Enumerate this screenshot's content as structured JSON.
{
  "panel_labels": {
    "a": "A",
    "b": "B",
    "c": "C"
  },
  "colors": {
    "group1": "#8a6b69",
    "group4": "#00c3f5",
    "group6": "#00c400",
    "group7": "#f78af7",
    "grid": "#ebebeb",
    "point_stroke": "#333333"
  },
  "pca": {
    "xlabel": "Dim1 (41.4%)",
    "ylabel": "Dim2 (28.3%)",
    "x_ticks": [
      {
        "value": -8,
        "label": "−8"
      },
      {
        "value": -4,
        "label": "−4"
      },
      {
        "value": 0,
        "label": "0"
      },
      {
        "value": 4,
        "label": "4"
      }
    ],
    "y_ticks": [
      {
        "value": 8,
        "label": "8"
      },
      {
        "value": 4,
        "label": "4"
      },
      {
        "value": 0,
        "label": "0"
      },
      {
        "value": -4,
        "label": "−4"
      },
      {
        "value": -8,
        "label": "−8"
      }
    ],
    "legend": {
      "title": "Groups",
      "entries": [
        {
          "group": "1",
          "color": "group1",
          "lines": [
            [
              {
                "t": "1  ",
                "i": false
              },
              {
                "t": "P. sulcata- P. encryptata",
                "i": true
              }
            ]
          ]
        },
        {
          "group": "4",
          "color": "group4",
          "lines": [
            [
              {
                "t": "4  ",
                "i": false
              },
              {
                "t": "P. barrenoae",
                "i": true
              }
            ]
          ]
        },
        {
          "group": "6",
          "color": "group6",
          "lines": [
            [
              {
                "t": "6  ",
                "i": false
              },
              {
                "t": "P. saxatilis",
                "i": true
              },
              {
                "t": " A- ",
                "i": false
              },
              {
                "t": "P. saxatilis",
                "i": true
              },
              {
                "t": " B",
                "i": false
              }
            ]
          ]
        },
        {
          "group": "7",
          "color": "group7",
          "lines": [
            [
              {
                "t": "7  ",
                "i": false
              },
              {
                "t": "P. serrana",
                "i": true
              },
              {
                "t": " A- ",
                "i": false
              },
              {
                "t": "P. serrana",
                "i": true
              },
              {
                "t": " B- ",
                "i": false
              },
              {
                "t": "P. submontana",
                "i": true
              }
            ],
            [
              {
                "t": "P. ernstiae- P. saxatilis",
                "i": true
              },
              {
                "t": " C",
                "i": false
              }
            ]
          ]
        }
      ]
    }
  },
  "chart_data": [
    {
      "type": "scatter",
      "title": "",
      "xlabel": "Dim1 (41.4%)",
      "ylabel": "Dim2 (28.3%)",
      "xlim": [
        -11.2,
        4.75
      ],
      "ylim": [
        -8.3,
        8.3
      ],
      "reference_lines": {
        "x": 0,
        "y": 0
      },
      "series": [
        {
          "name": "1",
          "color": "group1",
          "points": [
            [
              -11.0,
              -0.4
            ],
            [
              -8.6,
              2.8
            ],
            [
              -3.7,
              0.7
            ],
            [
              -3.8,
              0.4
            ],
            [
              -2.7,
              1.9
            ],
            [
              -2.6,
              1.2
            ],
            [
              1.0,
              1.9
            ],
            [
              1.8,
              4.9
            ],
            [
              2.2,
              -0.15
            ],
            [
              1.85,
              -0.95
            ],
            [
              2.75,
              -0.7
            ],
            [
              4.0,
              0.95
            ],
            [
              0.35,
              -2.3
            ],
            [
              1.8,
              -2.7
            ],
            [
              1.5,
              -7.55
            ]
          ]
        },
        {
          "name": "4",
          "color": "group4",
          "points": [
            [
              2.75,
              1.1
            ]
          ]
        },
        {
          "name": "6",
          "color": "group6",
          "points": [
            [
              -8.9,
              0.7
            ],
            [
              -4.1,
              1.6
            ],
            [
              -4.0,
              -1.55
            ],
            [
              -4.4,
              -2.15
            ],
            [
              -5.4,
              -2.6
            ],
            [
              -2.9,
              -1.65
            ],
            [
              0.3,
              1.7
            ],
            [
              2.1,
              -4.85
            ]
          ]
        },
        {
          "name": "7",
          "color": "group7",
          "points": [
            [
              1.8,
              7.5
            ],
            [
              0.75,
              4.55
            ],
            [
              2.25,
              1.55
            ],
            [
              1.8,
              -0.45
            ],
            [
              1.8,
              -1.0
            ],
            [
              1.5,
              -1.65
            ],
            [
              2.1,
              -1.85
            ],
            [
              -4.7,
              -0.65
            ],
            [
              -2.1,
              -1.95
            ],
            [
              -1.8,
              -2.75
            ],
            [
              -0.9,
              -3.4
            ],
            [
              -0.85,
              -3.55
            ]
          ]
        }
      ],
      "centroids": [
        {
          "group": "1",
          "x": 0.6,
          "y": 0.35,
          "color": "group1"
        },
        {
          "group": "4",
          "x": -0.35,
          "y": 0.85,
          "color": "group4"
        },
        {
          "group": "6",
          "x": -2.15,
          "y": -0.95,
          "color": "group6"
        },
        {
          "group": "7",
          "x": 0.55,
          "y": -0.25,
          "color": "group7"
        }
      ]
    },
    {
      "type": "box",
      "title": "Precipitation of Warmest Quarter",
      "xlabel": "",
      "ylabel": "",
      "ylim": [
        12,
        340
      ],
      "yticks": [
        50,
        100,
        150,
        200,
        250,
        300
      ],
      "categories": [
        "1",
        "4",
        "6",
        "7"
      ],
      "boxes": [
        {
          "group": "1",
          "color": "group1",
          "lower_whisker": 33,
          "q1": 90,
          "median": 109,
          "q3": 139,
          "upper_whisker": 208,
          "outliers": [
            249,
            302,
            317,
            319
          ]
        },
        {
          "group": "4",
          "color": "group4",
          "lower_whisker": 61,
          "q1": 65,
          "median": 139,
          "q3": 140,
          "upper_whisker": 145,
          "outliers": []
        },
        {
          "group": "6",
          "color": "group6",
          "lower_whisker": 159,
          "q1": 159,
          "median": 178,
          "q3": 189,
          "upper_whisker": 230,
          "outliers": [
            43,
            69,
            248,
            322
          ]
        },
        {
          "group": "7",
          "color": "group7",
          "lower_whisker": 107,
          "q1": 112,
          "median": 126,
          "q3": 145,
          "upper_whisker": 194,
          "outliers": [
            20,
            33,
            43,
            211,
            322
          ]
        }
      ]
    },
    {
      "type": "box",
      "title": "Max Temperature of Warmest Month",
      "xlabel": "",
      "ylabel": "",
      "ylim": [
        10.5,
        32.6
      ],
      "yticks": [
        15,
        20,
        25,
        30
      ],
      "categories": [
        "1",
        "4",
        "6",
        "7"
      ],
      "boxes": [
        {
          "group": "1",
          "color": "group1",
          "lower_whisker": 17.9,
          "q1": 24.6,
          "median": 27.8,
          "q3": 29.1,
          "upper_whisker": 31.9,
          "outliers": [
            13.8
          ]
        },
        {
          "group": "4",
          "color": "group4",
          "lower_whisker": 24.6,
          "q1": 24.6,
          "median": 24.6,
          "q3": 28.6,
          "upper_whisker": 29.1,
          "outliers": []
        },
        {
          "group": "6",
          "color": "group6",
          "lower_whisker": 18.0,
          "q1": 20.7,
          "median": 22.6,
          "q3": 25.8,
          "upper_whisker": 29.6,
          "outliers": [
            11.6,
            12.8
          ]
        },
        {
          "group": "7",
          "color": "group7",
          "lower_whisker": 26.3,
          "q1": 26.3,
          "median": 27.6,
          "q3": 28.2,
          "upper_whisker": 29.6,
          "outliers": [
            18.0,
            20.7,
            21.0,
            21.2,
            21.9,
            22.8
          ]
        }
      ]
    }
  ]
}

------------------------------------------------------------------------

AIM: Output all of the material, please, exactly as it stands.

ANSWER FOR THIS EXERCISE:
Enumerate this screenshot's content as structured JSON.
{
  "panel_labels": {
    "a": "A",
    "b": "B",
    "c": "C"
  },
  "colors": {
    "group1": "#8a6b69",
    "group4": "#00c3f5",
    "group6": "#00c400",
    "group7": "#f78af7",
    "grid": "#ebebeb",
    "point_stroke": "#333333"
  },
  "pca": {
    "xlabel": "Dim1 (41.4%)",
    "ylabel": "Dim2 (28.3%)",
    "x_ticks": [
      {
        "value": -8,
        "label": "−8"
      },
      {
        "value": -4,
        "label": "−4"
      },
      {
        "value": 0,
        "label": "0"
      },
      {
        "value": 4,
        "label": "4"
      }
    ],
    "y_ticks": [
      {
        "value": 8,
        "label": "8"
      },
      {
        "value": 4,
        "label": "4"
      },
      {
        "value": 0,
        "label": "0"
      },
      {
        "value": -4,
        "label": "−4"
      },
      {
        "value": -8,
        "label": "−8"
      }
    ],
    "legend": {
      "title": "Groups",
      "entries": [
        {
          "group": "1",
          "color": "group1",
          "lines": [
            [
              {
                "t": "1  ",
                "i": false
              },
              {
                "t": "P. sulcata- P. encryptata",
                "i": true
              }
            ]
          ]
        },
        {
          "group": "4",
          "color": "group4",
          "lines": [
            [
              {
                "t": "4  ",
                "i": false
              },
              {
                "t": "P. barrenoae",
                "i": true
              }
            ]
          ]
        },
        {
          "group": "6",
          "color": "group6",
          "lines": [
            [
              {
                "t": "6  ",
                "i": false
              },
              {
                "t": "P. saxatilis",
                "i": true
              },
              {
                "t": " A- ",
                "i": false
              },
              {
                "t": "P. saxatilis",
                "i": true
              },
              {
                "t": " B",
                "i": false
              }
            ]
          ]
        },
        {
          "group": "7",
          "color": "group7",
          "lines": [
            [
              {
                "t": "7  ",
                "i": false
              },
              {
                "t": "P. serrana",
                "i": true
              },
              {
                "t": " A- ",
                "i": false
              },
              {
                "t": "P. serrana",
                "i": true
              },
              {
                "t": " B- ",
                "i": false
              },
              {
                "t": "P. submontana",
                "i": true
              }
            ],
            [
              {
                "t": "P. ernstiae- P. saxatilis",
                "i": true
              },
              {
                "t": " C",
                "i": false
              }
            ]
          ]
        }
      ]
    }
  },
  "chart_data": [
    {
      "type": "scatter",
      "title": "",
      "xlabel": "Dim1 (41.4%)",
      "ylabel": "Dim2 (28.3%)",
      "xlim": [
        -11.2,
        4.75
      ],
      "ylim": [
        -8.3,
        8.3
      ],
      "reference_lines": {
        "x": 0,
        "y": 0
      },
      "series": [
        {
          "name": "1",
          "color": "group1",
          "points": [
            [
              -11.0,
              -0.4
            ],
            [
              -8.6,
              2.8
            ],
            [
              -3.7,
              0.7
            ],
            [
              -3.8,
              0.4
            ],
            [
              -2.7,
              1.9
            ],
            [
              -2.6,
              1.2
            ],
            [
              1.0,
              1.9
            ],
            [
              1.8,
              4.9
            ],
            [
              2.2,
              -0.15
            ],
            [
              1.85,
              -0.95
            ],
            [
              2.75,
              -0.7
            ],
            [
              4.0,
              0.95
            ],
            [
              0.35,
              -2.3
            ],
            [
              1.8,
              -2.7
            ],
            [
              1.5,
              -7.55
            ]
          ]
        },
        {
          "name": "4",
          "color": "group4",
          "points": [
            [
              2.75,
              1.1
            ]
          ]
        },
        {
          "name": "6",
          "color": "group6",
          "points": [
            [
              -8.9,
              0.7
            ],
            [
              -4.1,
              1.6
            ],
            [
              -4.0,
              -1.55
            ],
            [
              -4.4,
              -2.15
            ],
            [
              -5.4,
              -2.6
            ],
            [
              -2.9,
              -1.65
            ],
            [
              0.3,
              1.7
            ],
            [
              2.1,
              -4.85
            ]
          ]
        },
        {
          "name": "7",
          "color": "group7",
          "points": [
            [
              1.8,
              7.5
            ],
            [
              0.75,
              4.55
            ],
            [
              2.25,
              1.55
            ],
            [
              1.8,
              -0.45
            ],
            [
              1.8,
              -1.0
            ],
            [
              1.5,
              -1.65
            ],
            [
              2.1,
              -1.85
            ],
            [
              -4.7,
              -0.65
            ],
            [
              -2.1,
              -1.95
            ],
            [
              -1.8,
              -2.75
            ],
            [
              -0.9,
              -3.4
            ],
            [
              -0.85,
              -3.55
            ]
          ]
        }
      ],
      "centroids": [
        {
          "group": "1",
          "x": 0.6,
          "y": 0.35,
          "color": "group1"
        },
        {
          "group": "4",
          "x": -0.35,
          "y": 0.85,
          "color": "group4"
        },
        {
          "group": "6",
          "x": -2.15,
          "y": -0.95,
          "color": "group6"
        },
        {
          "group": "7",
          "x": 0.55,
          "y": -0.25,
          "color": "group7"
        }
      ]
    },
    {
      "type": "box",
      "title": "Precipitation of Warmest Quarter",
      "xlabel": "",
      "ylabel": "",
      "ylim": [
        12,
        340
      ],
      "yticks": [
        50,
        100,
        150,
        200,
        250,
        300
      ],
      "categories": [
        "1",
        "4",
        "6",
        "7"
      ],
      "boxes": [
        {
          "group": "1",
          "color": "group1",
          "lower_whisker": 33,
          "q1": 90,
          "median": 109,
          "q3": 139,
          "upper_whisker": 208,
          "outliers": [
            249,
            302,
            317,
            319
          ]
        },
        {
          "group": "4",
          "color": "group4",
          "lower_whisker": 61,
          "q1": 65,
          "median": 139,
          "q3": 140,
          "upper_whisker": 145,
          "outliers": []
        },
        {
          "group": "6",
          "color": "group6",
          "lower_whisker": 159,
          "q1": 159,
          "median": 178,
          "q3": 189,
          "upper_whisker": 230,
          "outliers": [
            43,
            69,
            248,
            322
          ]
        },
        {
          "group": "7",
          "color": "group7",
          "lower_whisker": 107,
          "q1": 112,
          "median": 126,
          "q3": 145,
          "upper_whisker": 194,
          "outliers": [
            20,
            33,
            43,
            211,
            322
          ]
        }
      ]
    },
    {
      "type": "box",
      "title": "Max Temperature of Warmest Month",
      "xlabel": "",
      "ylabel": "",
      "ylim": [
        10.5,
        32.6
      ],
      "yticks": [
        15,
        20,
        25,
        30
      ],
      "categories": [
        "1",
        "4",
        "6",
        "7"
      ],
      "boxes": [
        {
          "group": "1",
          "color": "group1",
          "lower_whisker": 17.9,
          "q1": 24.6,
          "median": 27.8,
          "q3": 29.1,
          "upper_whisker": 31.9,
          "outliers": [
            13.8
          ]
        },
        {
          "group": "4",
          "color": "group4",
          "lower_whisker": 24.6,
          "q1": 24.6,
          "median": 24.6,
          "q3": 28.6,
          "upper_whisker": 29.1,
          "outliers": []
        },
        {
          "group": "6",
          "color": "group6",
          "lower_whisker": 18.0,
          "q1": 20.7,
          "median": 22.6,
          "q3": 25.8,
          "upper_whisker": 29.6,
          "outliers": [
            11.6,
            12.8
          ]
        },
        {
          "group": "7",
          "color": "group7",
          "lower_whisker": 26.3,
          "q1": 26.3,
          "median": 27.6,
          "q3": 28.2,
          "upper_whisker": 29.6,
          "outliers": [
            18.0,
            20.7,
            21.0,
            21.2,
            21.9,
            22.8
          ]
        }
      ]
    }
  ]
}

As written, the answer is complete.